• **Task directions**
Transcribe the material below exactly as it appears.

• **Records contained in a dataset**

● ● ●

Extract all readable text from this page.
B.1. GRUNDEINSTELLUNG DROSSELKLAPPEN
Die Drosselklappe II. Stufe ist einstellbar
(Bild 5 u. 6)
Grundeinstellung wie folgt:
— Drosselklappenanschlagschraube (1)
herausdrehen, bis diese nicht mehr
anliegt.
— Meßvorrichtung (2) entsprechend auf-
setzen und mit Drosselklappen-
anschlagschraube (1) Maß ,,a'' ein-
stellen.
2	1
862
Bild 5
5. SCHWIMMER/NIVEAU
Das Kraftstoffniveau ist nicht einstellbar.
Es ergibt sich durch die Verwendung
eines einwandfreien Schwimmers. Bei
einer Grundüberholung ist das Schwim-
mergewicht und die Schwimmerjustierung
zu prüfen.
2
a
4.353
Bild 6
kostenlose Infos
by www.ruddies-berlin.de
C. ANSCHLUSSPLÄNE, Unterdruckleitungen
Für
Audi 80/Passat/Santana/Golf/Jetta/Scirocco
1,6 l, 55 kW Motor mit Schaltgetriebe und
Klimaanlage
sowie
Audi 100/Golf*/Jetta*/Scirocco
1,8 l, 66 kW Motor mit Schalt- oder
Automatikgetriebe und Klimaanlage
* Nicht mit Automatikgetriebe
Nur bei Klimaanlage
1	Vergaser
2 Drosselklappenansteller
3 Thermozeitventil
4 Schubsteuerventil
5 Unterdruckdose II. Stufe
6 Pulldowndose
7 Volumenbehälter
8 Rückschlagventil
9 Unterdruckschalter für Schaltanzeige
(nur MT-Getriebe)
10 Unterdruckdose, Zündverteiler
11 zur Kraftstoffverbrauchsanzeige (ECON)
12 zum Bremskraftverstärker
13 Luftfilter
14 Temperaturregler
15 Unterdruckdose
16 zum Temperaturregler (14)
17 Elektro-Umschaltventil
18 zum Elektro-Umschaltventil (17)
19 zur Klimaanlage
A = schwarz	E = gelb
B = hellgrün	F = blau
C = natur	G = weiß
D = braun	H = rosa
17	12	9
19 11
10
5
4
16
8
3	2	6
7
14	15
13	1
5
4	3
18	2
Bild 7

● ● ●

• **Answer to the exercise**
Extract all readable text from this page.
B.1. GRUNDEINSTELLUNG DROSSELKLAPPEN
Die Drosselklappe II. Stufe ist einstellbar
(Bild 5 u. 6)
Grundeinstellung wie folgt:
— Drosselklappenanschlagschraube (1)
herausdrehen, bis diese nicht mehr
anliegt.
— Meßvorrichtung (2) entsprechend auf-
setzen und mit Drosselklappen-
anschlagschraube (1) Maß ,,a'' ein-
stellen.
2	1
862
Bild 5
5. SCHWIMMER/NIVEAU
Das Kraftstoffniveau ist nicht einstellbar.
Es ergibt sich durch die Verwendung
eines einwandfreien Schwimmers. Bei
einer Grundüberholung ist das Schwim-
mergewicht und die Schwimmerjustierung
zu prüfen.
2
a
4.353
Bild 6
kostenlose Infos
by www.ruddies-berlin.de
C. ANSCHLUSSPLÄNE, Unterdruckleitungen
Für
Audi 80/Passat/Santana/Golf/Jetta/Scirocco
1,6 l, 55 kW Motor mit Schaltgetriebe und
Klimaanlage
sowie
Audi 100/Golf*/Jetta*/Scirocco
1,8 l, 66 kW Motor mit Schalt- oder
Automatikgetriebe und Klimaanlage
* Nicht mit Automatikgetriebe
Nur bei Klimaanlage
1	Vergaser
2 Drosselklappenansteller
3 Thermozeitventil
4 Schubsteuerventil
5 Unterdruckdose II. Stufe
6 Pulldowndose
7 Volumenbehälter
8 Rückschlagventil
9 Unterdruckschalter für Schaltanzeige
(nur MT-Getriebe)
10 Unterdruckdose, Zündverteiler
11 zur Kraftstoffverbrauchsanzeige (ECON)
12 zum Bremskraftverstärker
13 Luftfilter
14 Temperaturregler
15 Unterdruckdose
16 zum Temperaturregler (14)
17 Elektro-Umschaltventil
18 zum Elektro-Umschaltventil (17)
19 zur Klimaanlage
A = schwarz	E = gelb
B = hellgrün	F = blau
C = natur	G = weiß
D = braun	H = rosa
17	12	9
19 11
10
5
4
16
8
3	2	6
7
14	15
13	1
5
4	3
18	2
Bild 7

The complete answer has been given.